Brief
Reproduce every item below line for line and without changes, leaving out the pictures.

▬▬▬

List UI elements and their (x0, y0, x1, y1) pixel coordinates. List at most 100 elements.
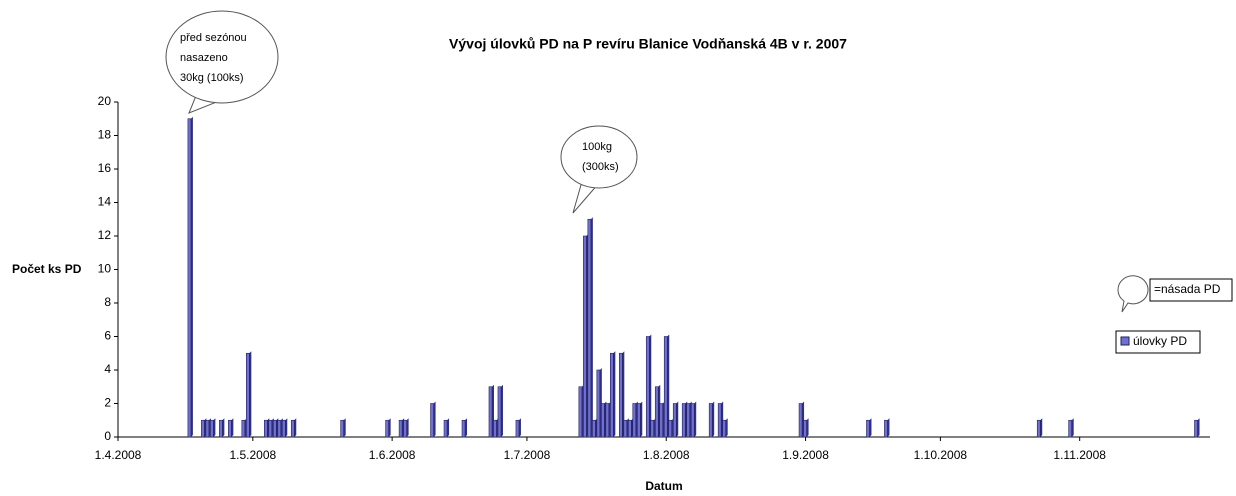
bar-side (190, 116, 193, 437)
x-tick-label: 1.6.2008 (369, 448, 416, 462)
bar (605, 403, 610, 438)
legend-box (1149, 278, 1233, 302)
bar (205, 419, 210, 438)
bar (201, 419, 205, 438)
bar (632, 403, 637, 438)
callout (165, 10, 279, 104)
bar-side (694, 401, 697, 437)
bar (488, 386, 493, 438)
callout-tail-cover (198, 90, 217, 101)
bar (587, 218, 592, 438)
bar (583, 235, 587, 438)
bar (645, 336, 650, 438)
bar (241, 419, 246, 438)
bar-side (622, 351, 625, 437)
bar-side (249, 351, 252, 437)
bar (1036, 419, 1041, 438)
bar-side (1197, 418, 1200, 437)
bar (627, 419, 632, 438)
bar (187, 118, 192, 438)
x-tick-label: 1.4.2008 (95, 448, 142, 462)
legend-label: úlovky PD (1133, 334, 1187, 348)
bar (281, 419, 286, 438)
y-tick-label: 0 (104, 429, 111, 443)
bar (636, 403, 641, 438)
bar (866, 419, 870, 438)
bar (654, 386, 659, 438)
legend-label: =násada PD (1154, 282, 1221, 296)
y-tick-label: 20 (98, 94, 112, 108)
bar (210, 419, 214, 438)
bar-side (294, 418, 297, 437)
bar (1194, 419, 1198, 438)
callout (560, 125, 638, 189)
x-tick-label: 1.5.2008 (229, 448, 276, 462)
chart-title: Vývoj úlovků PD na P revíru Blanice Vodň… (449, 36, 847, 52)
bar (515, 419, 520, 438)
y-tick-label: 2 (104, 396, 111, 410)
bar (659, 403, 664, 438)
annotation: před sezónou (180, 32, 247, 44)
bar (686, 403, 691, 438)
bar-side (285, 418, 288, 437)
bar (619, 352, 623, 438)
bar (228, 419, 232, 438)
bar (798, 403, 803, 438)
callout-tail (188, 93, 217, 114)
bar (578, 386, 583, 438)
y-tick-label: 18 (98, 128, 112, 142)
bar-side (222, 418, 225, 437)
bar (268, 419, 273, 438)
bar-side (343, 418, 346, 437)
legend: úlovky PD (1115, 330, 1201, 354)
annotation: nasazeno (180, 52, 228, 64)
bar (272, 419, 277, 438)
callout-tail-cover (583, 178, 595, 186)
bar-side (649, 334, 652, 437)
bar (663, 336, 668, 438)
bar (592, 419, 596, 438)
bar (601, 403, 605, 438)
annotation: (300ks) (582, 161, 619, 173)
x-tick-label: 1.7.2008 (504, 448, 551, 462)
bar-side (465, 418, 468, 437)
bar (430, 403, 434, 438)
bar-side (388, 418, 391, 437)
bar (219, 419, 223, 438)
bar-side (887, 418, 890, 437)
x-axis-label: Datum (645, 479, 682, 493)
bar (596, 369, 601, 438)
bar (803, 419, 807, 438)
annotation: 100kg (582, 141, 612, 153)
bar (403, 419, 407, 438)
bar-side (869, 418, 872, 437)
annotation-legend: =násada PD (1117, 275, 1233, 313)
legend-swatch (1120, 336, 1130, 346)
y-axis-label: Počet ks PD (12, 262, 82, 276)
x-tick-label: 1.11.2008 (1053, 448, 1106, 462)
bar-side (712, 401, 715, 437)
bar-side (613, 351, 616, 437)
y-tick-label: 12 (98, 228, 112, 242)
y-tick-label: 14 (98, 195, 112, 209)
bar (246, 352, 250, 438)
bar (1068, 419, 1072, 438)
bar (722, 419, 726, 438)
bar (884, 419, 888, 438)
bar-side (590, 217, 593, 437)
bar (623, 419, 628, 438)
x-tick-label: 1.8.2008 (643, 448, 690, 462)
bar-side (640, 401, 643, 437)
bar (672, 403, 677, 438)
bar (263, 419, 268, 438)
bar-side (433, 401, 436, 437)
bar (385, 419, 389, 438)
bar (668, 419, 673, 438)
x-tick-label: 1.10.2008 (914, 448, 968, 462)
bar (610, 352, 614, 438)
bar-side (676, 401, 679, 437)
callout-icon (1117, 275, 1149, 313)
bar-side (667, 334, 670, 437)
bar (493, 419, 497, 438)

▬▬▬

Output of the exercise
List UI elements and their (x0, y0, x1, y1) pixel coordinates. List at most 100 elements.
bar-side (190, 116, 193, 437)
x-tick-label: 1.6.2008 (369, 448, 416, 462)
bar (605, 403, 610, 438)
legend-box (1149, 278, 1233, 302)
bar (205, 419, 210, 438)
bar (201, 419, 205, 438)
bar (632, 403, 637, 438)
callout (165, 10, 279, 104)
bar-side (694, 401, 697, 437)
bar (488, 386, 493, 438)
callout-tail-cover (198, 90, 217, 101)
bar (587, 218, 592, 438)
bar (583, 235, 587, 438)
bar (645, 336, 650, 438)
bar (241, 419, 246, 438)
bar-side (622, 351, 625, 437)
bar-side (249, 351, 252, 437)
bar (1036, 419, 1041, 438)
bar-side (1197, 418, 1200, 437)
bar (627, 419, 632, 438)
bar (187, 118, 192, 438)
x-tick-label: 1.4.2008 (95, 448, 142, 462)
legend-label: úlovky PD (1133, 334, 1187, 348)
bar (281, 419, 286, 438)
y-tick-label: 0 (104, 429, 111, 443)
bar (636, 403, 641, 438)
bar (866, 419, 870, 438)
bar (654, 386, 659, 438)
legend-label: =násada PD (1154, 282, 1221, 296)
y-tick-label: 20 (98, 94, 112, 108)
bar (210, 419, 214, 438)
bar-side (294, 418, 297, 437)
bar (1194, 419, 1198, 438)
callout (560, 125, 638, 189)
x-tick-label: 1.5.2008 (229, 448, 276, 462)
chart-title: Vývoj úlovků PD na P revíru Blanice Vodň… (449, 36, 847, 52)
bar (515, 419, 520, 438)
y-tick-label: 2 (104, 396, 111, 410)
bar (659, 403, 664, 438)
annotation: před sezónou (180, 32, 247, 44)
bar (686, 403, 691, 438)
bar-side (285, 418, 288, 437)
bar (619, 352, 623, 438)
bar (228, 419, 232, 438)
bar (798, 403, 803, 438)
callout-tail (188, 93, 217, 114)
bar (578, 386, 583, 438)
y-tick-label: 18 (98, 128, 112, 142)
bar-side (222, 418, 225, 437)
bar (268, 419, 273, 438)
bar-side (343, 418, 346, 437)
legend: úlovky PD (1115, 330, 1201, 354)
annotation: nasazeno (180, 52, 228, 64)
bar (272, 419, 277, 438)
callout-tail-cover (583, 178, 595, 186)
bar-side (649, 334, 652, 437)
bar (663, 336, 668, 438)
bar (592, 419, 596, 438)
bar (601, 403, 605, 438)
annotation: (300ks) (582, 161, 619, 173)
x-tick-label: 1.7.2008 (504, 448, 551, 462)
bar-side (465, 418, 468, 437)
bar (430, 403, 434, 438)
bar-side (388, 418, 391, 437)
bar (219, 419, 223, 438)
bar-side (887, 418, 890, 437)
x-axis-label: Datum (645, 479, 682, 493)
bar (596, 369, 601, 438)
bar (803, 419, 807, 438)
annotation: 100kg (582, 141, 612, 153)
bar (403, 419, 407, 438)
bar-side (869, 418, 872, 437)
annotation-legend: =násada PD (1117, 275, 1233, 313)
legend-swatch (1120, 336, 1130, 346)
y-axis-label: Počet ks PD (12, 262, 82, 276)
x-tick-label: 1.11.2008 (1053, 448, 1106, 462)
bar-side (712, 401, 715, 437)
bar-side (613, 351, 616, 437)
y-tick-label: 12 (98, 228, 112, 242)
y-tick-label: 14 (98, 195, 112, 209)
bar (246, 352, 250, 438)
bar (1068, 419, 1072, 438)
bar (722, 419, 726, 438)
bar (884, 419, 888, 438)
bar-side (590, 217, 593, 437)
bar (623, 419, 628, 438)
x-tick-label: 1.8.2008 (643, 448, 690, 462)
bar-side (640, 401, 643, 437)
bar (672, 403, 677, 438)
bar (263, 419, 268, 438)
bar-side (433, 401, 436, 437)
bar (385, 419, 389, 438)
bar (668, 419, 673, 438)
x-tick-label: 1.10.2008 (914, 448, 968, 462)
bar (610, 352, 614, 438)
bar-side (676, 401, 679, 437)
callout-icon (1117, 275, 1149, 313)
bar-side (667, 334, 670, 437)
bar (493, 419, 497, 438)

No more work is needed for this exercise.